Exercise objective =
Check each line of the records below for the word "pair" and copy those where it appears.

(Stored data entries)
____
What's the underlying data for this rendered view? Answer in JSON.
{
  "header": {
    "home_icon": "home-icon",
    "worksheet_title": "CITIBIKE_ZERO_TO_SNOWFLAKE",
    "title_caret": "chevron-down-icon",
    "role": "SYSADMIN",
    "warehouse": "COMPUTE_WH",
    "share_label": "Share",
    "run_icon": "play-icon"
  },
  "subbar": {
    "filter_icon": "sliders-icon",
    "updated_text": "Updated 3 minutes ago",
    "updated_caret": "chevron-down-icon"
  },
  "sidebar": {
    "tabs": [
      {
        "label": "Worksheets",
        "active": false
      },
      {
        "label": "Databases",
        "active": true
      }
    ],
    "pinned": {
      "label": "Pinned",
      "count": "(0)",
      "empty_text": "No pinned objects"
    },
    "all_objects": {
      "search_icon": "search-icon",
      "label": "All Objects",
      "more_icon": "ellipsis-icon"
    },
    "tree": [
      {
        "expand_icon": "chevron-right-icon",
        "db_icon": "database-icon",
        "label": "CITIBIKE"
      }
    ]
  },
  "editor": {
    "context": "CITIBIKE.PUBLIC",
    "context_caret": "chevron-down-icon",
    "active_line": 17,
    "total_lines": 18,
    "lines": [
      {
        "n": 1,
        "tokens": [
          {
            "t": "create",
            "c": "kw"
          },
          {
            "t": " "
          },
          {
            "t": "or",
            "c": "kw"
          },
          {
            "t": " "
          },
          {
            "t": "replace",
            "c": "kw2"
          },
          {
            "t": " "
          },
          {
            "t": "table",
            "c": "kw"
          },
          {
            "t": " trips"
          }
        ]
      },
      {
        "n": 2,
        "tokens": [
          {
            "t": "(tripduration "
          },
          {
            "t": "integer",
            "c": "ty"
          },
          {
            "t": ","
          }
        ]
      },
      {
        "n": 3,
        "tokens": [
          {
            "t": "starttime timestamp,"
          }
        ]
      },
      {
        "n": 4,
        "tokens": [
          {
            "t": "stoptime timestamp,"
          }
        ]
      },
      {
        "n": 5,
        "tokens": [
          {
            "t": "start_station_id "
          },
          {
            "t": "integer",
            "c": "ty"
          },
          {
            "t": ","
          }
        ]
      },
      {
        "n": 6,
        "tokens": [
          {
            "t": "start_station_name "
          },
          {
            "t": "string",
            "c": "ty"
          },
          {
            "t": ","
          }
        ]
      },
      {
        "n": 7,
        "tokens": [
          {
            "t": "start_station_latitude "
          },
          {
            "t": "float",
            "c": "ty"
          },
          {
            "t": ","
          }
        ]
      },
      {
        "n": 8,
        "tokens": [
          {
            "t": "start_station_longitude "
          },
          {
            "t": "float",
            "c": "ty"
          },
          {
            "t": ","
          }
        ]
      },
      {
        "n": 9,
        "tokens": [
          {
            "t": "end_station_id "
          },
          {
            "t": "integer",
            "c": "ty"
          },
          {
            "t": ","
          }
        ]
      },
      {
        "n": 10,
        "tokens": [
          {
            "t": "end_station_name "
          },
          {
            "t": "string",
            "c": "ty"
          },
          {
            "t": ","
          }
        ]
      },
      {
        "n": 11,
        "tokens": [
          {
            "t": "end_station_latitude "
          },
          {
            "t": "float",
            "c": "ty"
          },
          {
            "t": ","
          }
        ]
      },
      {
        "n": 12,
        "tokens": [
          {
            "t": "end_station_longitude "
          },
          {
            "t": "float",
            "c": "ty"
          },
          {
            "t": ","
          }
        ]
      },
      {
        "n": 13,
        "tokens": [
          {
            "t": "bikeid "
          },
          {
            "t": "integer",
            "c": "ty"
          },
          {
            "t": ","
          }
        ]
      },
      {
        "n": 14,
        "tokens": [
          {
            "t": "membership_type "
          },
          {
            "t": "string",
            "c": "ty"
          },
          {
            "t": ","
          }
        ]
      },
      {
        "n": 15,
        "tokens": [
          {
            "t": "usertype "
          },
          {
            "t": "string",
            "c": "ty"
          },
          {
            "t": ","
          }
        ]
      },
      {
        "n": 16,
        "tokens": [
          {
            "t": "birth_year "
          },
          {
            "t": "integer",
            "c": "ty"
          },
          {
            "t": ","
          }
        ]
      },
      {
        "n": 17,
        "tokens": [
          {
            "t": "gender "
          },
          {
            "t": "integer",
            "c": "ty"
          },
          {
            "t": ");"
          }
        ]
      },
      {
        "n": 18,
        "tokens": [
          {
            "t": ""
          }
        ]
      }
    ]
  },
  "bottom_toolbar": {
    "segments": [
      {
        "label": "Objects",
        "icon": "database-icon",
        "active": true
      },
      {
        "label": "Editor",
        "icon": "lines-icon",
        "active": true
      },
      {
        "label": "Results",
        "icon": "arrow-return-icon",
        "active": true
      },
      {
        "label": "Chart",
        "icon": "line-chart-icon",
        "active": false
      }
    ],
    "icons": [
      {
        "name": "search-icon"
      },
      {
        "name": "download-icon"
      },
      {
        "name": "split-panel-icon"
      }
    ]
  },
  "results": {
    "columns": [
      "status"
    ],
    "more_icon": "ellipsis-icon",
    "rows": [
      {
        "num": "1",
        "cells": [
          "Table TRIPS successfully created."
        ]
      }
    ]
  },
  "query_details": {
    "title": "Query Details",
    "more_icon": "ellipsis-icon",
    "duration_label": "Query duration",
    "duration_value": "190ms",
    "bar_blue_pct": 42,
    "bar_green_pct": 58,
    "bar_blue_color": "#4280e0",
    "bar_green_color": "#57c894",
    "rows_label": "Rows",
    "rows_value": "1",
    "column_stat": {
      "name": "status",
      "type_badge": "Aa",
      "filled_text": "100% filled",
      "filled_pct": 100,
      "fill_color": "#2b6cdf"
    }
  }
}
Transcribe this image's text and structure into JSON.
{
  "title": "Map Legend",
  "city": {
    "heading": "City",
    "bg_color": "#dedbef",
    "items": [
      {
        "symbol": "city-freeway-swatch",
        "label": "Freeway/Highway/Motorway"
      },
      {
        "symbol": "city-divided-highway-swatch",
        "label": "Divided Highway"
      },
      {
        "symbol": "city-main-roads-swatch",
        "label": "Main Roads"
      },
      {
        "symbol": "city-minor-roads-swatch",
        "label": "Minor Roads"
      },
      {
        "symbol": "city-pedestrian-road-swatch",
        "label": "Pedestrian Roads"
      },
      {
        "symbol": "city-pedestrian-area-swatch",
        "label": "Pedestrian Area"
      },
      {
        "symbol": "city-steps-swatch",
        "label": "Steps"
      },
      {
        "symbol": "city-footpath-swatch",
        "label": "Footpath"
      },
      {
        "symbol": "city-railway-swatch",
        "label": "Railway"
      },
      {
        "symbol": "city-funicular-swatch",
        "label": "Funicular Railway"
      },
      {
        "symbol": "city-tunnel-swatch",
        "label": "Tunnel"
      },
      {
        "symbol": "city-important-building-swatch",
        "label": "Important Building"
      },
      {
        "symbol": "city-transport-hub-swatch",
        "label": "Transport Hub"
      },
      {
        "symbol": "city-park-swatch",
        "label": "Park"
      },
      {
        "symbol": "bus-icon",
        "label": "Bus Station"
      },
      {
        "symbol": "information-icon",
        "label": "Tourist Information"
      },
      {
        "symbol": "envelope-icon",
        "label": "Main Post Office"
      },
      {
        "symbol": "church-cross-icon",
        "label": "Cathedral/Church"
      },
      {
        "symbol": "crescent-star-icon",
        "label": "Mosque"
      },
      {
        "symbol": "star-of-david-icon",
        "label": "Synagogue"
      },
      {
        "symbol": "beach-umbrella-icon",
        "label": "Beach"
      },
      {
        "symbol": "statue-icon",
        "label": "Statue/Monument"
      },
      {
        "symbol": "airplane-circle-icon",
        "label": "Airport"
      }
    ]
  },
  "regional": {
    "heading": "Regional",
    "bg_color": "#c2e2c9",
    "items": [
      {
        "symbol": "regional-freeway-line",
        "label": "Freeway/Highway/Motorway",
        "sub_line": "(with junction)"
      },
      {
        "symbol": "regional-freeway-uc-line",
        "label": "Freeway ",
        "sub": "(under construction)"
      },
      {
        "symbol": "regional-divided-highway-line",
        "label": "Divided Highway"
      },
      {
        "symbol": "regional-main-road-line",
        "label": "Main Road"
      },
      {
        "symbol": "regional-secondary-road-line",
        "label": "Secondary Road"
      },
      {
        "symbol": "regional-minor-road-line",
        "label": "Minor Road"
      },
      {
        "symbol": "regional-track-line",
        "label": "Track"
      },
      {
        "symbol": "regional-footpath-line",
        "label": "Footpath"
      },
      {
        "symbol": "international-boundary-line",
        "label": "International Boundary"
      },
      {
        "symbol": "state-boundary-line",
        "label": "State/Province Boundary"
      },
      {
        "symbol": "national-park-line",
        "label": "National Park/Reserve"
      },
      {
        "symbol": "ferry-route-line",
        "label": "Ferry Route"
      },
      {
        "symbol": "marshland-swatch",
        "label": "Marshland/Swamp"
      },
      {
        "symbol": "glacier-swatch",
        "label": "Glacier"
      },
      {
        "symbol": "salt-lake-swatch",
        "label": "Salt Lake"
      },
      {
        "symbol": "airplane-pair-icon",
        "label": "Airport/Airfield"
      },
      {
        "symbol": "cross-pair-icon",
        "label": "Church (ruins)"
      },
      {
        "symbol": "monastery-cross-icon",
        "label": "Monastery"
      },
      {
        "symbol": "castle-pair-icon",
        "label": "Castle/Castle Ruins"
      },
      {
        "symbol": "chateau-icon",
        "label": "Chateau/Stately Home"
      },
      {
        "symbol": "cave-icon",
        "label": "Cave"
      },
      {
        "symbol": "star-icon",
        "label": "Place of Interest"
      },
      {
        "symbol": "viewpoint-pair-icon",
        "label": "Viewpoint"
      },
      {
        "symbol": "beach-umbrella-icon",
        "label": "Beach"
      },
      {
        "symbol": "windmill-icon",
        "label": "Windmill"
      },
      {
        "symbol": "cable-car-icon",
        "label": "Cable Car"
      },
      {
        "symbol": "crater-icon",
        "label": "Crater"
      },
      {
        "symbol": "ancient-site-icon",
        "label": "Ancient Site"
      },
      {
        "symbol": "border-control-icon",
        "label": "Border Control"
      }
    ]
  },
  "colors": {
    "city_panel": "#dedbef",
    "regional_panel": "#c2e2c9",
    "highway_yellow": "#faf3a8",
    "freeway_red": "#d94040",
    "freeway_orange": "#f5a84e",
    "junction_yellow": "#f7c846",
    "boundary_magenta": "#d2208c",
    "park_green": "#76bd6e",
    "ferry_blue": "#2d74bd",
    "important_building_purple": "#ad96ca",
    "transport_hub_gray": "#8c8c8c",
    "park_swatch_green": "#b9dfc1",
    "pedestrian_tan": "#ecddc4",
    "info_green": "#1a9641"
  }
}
____
Finished task =
        "symbol": "airplane-pair-icon",
        "symbol": "cross-pair-icon",
        "symbol": "castle-pair-icon",
        "symbol": "viewpoint-pair-icon",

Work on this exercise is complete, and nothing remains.